• _Stored rows_
═══

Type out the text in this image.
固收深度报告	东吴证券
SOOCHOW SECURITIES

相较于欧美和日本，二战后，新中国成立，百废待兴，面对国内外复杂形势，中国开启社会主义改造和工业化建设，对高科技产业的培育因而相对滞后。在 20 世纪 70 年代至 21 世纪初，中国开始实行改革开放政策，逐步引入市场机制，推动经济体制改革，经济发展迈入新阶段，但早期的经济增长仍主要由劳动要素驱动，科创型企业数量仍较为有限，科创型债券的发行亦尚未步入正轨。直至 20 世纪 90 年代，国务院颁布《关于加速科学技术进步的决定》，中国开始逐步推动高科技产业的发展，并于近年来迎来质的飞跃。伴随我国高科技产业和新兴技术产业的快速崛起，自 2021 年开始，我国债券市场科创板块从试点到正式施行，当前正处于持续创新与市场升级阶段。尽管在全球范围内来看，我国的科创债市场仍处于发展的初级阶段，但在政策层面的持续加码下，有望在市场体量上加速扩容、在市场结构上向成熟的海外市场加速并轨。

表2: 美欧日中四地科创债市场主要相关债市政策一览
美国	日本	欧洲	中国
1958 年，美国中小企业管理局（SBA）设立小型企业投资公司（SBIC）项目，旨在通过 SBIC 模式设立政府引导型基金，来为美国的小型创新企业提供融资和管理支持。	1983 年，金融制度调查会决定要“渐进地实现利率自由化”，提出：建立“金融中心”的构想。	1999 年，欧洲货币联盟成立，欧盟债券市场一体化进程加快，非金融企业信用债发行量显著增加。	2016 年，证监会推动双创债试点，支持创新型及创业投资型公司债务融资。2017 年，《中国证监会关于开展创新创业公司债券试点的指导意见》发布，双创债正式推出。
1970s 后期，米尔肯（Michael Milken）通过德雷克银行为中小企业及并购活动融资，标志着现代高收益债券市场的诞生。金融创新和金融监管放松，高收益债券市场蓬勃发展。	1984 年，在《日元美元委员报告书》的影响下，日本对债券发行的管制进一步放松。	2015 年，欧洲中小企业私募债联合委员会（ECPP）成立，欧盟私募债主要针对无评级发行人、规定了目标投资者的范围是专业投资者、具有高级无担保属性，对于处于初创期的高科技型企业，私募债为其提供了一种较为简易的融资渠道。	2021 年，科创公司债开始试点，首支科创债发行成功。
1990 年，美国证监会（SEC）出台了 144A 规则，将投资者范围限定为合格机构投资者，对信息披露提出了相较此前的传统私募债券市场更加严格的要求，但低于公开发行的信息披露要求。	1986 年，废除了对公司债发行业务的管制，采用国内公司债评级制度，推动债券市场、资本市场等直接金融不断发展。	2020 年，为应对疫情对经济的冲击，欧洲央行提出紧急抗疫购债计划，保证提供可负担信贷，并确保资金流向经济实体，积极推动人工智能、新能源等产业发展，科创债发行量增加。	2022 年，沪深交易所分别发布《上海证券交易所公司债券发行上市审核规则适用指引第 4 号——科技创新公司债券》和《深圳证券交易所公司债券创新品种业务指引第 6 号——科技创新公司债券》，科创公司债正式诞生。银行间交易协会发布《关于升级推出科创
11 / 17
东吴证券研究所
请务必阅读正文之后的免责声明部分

═══

• _Instructions for the task_
Exactly reproduce every line of the data above.

• _Problem solution_
Type out the text in this image.
固收深度报告	东吴证券
SOOCHOW SECURITIES

相较于欧美和日本，二战后，新中国成立，百废待兴，面对国内外复杂形势，中国开启社会主义改造和工业化建设，对高科技产业的培育因而相对滞后。在 20 世纪 70 年代至 21 世纪初，中国开始实行改革开放政策，逐步引入市场机制，推动经济体制改革，经济发展迈入新阶段，但早期的经济增长仍主要由劳动要素驱动，科创型企业数量仍较为有限，科创型债券的发行亦尚未步入正轨。直至 20 世纪 90 年代，国务院颁布《关于加速科学技术进步的决定》，中国开始逐步推动高科技产业的发展，并于近年来迎来质的飞跃。伴随我国高科技产业和新兴技术产业的快速崛起，自 2021 年开始，我国债券市场科创板块从试点到正式施行，当前正处于持续创新与市场升级阶段。尽管在全球范围内来看，我国的科创债市场仍处于发展的初级阶段，但在政策层面的持续加码下，有望在市场体量上加速扩容、在市场结构上向成熟的海外市场加速并轨。

表2: 美欧日中四地科创债市场主要相关债市政策一览
美国	日本	欧洲	中国
1958 年，美国中小企业管理局（SBA）设立小型企业投资公司（SBIC）项目，旨在通过 SBIC 模式设立政府引导型基金，来为美国的小型创新企业提供融资和管理支持。	1983 年，金融制度调查会决定要“渐进地实现利率自由化”，提出：建立“金融中心”的构想。	1999 年，欧洲货币联盟成立，欧盟债券市场一体化进程加快，非金融企业信用债发行量显著增加。	2016 年，证监会推动双创债试点，支持创新型及创业投资型公司债务融资。2017 年，《中国证监会关于开展创新创业公司债券试点的指导意见》发布，双创债正式推出。
1970s 后期，米尔肯（Michael Milken）通过德雷克银行为中小企业及并购活动融资，标志着现代高收益债券市场的诞生。金融创新和金融监管放松，高收益债券市场蓬勃发展。	1984 年，在《日元美元委员报告书》的影响下，日本对债券发行的管制进一步放松。	2015 年，欧洲中小企业私募债联合委员会（ECPP）成立，欧盟私募债主要针对无评级发行人、规定了目标投资者的范围是专业投资者、具有高级无担保属性，对于处于初创期的高科技型企业，私募债为其提供了一种较为简易的融资渠道。	2021 年，科创公司债开始试点，首支科创债发行成功。
1990 年，美国证监会（SEC）出台了 144A 规则，将投资者范围限定为合格机构投资者，对信息披露提出了相较此前的传统私募债券市场更加严格的要求，但低于公开发行的信息披露要求。	1986 年，废除了对公司债发行业务的管制，采用国内公司债评级制度，推动债券市场、资本市场等直接金融不断发展。	2020 年，为应对疫情对经济的冲击，欧洲央行提出紧急抗疫购债计划，保证提供可负担信贷，并确保资金流向经济实体，积极推动人工智能、新能源等产业发展，科创债发行量增加。	2022 年，沪深交易所分别发布《上海证券交易所公司债券发行上市审核规则适用指引第 4 号——科技创新公司债券》和《深圳证券交易所公司债券创新品种业务指引第 6 号——科技创新公司债券》，科创公司债正式诞生。银行间交易协会发布《关于升级推出科创
11 / 17
东吴证券研究所
请务必阅读正文之后的免责声明部分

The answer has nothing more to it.